>>>

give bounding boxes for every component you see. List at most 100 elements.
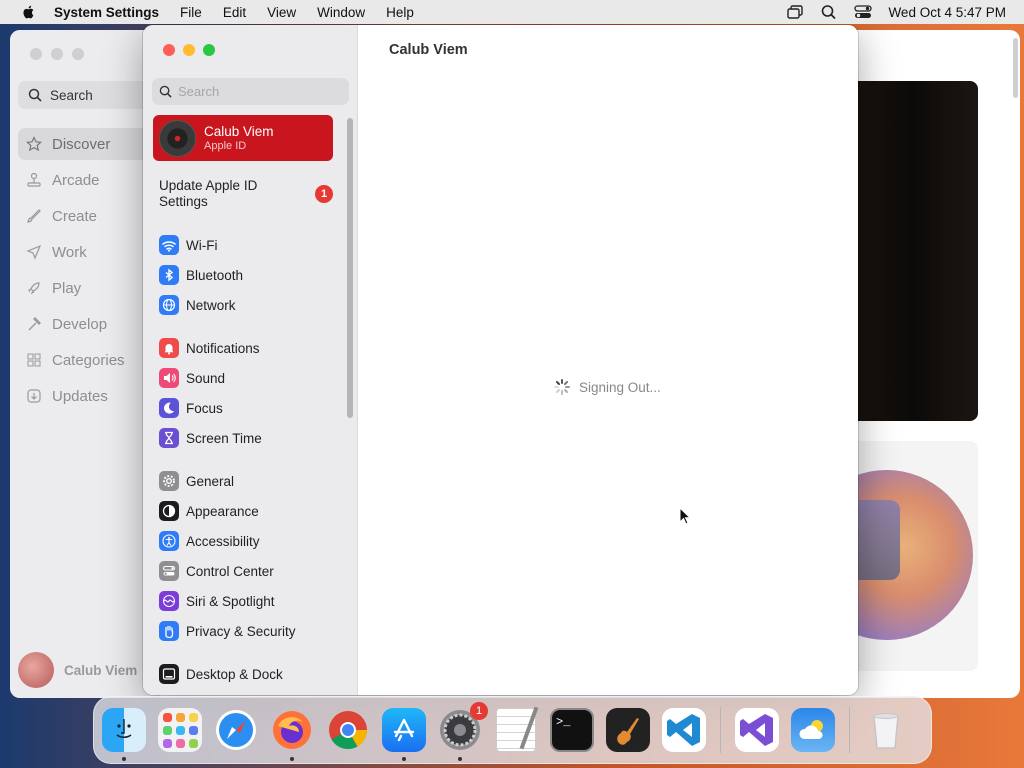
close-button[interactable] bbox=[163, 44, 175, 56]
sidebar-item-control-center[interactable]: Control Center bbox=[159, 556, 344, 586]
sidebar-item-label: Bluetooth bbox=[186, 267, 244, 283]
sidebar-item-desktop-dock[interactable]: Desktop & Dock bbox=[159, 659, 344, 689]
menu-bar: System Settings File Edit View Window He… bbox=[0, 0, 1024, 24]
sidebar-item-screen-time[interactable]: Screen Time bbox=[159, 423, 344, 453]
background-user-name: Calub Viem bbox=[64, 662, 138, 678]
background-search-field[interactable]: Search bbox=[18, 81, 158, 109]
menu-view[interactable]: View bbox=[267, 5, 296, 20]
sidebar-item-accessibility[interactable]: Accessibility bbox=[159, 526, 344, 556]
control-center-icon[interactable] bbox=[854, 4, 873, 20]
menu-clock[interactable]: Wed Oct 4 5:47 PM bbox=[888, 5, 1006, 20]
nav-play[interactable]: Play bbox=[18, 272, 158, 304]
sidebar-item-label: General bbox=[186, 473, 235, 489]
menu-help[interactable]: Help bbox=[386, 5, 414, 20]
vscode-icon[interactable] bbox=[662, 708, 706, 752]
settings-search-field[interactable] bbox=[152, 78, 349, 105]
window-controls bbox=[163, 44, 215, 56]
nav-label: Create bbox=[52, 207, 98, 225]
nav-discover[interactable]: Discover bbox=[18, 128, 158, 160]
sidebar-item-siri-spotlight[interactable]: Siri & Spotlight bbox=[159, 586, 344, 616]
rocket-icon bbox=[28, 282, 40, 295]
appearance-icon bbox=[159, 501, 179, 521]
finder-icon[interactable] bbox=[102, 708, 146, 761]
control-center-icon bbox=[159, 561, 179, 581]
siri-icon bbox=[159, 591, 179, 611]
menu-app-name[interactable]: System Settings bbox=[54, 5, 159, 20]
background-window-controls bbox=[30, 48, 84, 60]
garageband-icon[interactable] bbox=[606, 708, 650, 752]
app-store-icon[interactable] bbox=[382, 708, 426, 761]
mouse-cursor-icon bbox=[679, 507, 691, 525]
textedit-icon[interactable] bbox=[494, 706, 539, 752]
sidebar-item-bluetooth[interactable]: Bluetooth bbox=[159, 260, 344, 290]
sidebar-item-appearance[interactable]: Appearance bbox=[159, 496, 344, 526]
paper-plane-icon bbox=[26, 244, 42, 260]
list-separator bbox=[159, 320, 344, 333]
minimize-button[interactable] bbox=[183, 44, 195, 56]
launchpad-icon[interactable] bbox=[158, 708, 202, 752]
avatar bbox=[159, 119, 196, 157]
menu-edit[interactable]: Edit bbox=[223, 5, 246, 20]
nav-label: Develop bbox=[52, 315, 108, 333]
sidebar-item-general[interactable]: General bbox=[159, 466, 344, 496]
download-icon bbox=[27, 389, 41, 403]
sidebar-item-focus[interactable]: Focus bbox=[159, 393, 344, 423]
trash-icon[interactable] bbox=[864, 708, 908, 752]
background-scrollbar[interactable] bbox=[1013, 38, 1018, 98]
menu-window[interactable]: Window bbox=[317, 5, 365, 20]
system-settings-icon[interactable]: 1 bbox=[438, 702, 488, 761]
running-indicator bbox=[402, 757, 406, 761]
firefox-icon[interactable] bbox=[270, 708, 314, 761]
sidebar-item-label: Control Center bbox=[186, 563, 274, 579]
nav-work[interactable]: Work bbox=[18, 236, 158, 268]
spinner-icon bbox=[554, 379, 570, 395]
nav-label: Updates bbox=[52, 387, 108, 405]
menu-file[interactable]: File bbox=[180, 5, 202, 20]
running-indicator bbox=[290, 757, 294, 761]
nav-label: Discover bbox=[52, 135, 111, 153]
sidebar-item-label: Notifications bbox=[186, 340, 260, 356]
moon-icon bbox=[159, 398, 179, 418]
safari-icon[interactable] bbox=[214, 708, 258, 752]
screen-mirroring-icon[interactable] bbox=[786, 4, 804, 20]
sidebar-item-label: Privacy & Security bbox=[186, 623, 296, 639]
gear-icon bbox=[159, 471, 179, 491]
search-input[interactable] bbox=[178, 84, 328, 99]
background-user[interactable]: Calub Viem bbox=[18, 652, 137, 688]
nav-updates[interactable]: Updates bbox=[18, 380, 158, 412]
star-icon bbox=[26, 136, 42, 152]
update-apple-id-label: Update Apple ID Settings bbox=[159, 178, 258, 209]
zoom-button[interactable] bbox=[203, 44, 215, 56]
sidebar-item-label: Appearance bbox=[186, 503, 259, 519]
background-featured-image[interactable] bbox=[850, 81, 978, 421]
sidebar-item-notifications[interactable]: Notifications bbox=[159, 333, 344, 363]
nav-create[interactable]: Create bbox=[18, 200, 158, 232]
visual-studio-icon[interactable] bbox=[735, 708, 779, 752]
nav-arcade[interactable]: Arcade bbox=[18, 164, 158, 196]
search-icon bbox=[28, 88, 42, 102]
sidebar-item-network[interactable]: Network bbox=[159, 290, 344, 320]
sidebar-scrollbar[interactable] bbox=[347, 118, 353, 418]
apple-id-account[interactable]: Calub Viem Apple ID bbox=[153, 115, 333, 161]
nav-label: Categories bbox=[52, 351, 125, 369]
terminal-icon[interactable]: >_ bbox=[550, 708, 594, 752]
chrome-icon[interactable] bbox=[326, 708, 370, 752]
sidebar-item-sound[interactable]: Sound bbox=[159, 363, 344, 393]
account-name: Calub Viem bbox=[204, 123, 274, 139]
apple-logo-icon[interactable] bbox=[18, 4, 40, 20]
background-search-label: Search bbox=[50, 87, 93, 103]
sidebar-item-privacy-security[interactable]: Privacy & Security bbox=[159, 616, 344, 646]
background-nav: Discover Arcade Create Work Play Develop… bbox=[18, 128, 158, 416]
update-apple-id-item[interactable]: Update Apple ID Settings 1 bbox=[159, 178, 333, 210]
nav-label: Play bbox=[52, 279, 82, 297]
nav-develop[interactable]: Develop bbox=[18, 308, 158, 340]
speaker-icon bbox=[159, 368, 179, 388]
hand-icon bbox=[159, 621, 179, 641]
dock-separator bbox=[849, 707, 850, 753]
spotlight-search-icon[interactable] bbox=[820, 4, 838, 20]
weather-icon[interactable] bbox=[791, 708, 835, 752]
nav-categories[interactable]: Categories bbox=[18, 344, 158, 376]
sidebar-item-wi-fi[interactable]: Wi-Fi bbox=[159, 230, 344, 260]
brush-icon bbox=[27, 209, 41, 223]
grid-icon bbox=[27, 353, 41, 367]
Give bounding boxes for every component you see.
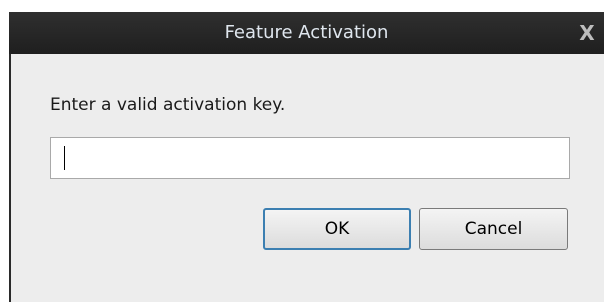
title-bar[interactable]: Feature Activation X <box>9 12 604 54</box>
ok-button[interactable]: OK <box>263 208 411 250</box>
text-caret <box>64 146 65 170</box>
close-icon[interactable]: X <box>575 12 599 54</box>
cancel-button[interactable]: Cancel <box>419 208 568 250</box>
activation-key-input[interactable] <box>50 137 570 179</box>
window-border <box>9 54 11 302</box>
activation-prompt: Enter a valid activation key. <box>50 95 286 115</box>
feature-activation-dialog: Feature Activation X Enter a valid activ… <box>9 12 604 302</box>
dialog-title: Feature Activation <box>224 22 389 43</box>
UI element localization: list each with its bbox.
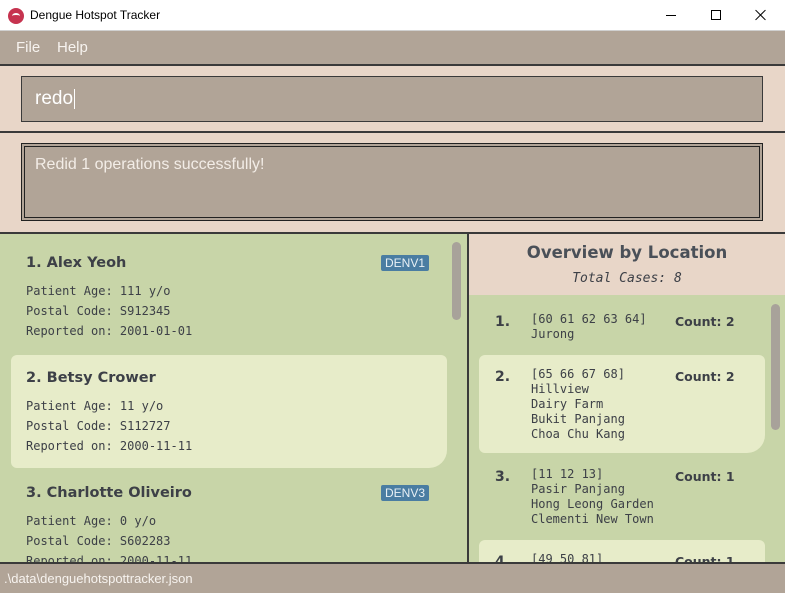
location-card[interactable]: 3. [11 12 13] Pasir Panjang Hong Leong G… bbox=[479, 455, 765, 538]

<<<

STATED EXERCISE >>
Which lines in the entries above contain the string "dialog"? Copy each one in full.

RESULT OF THE TASK >>
feature-activation-dialog: Feature Activation X Enter a valid activ… <box>9 12 604 302</box>
dialog-title: Feature Activation <box>224 22 389 43</box>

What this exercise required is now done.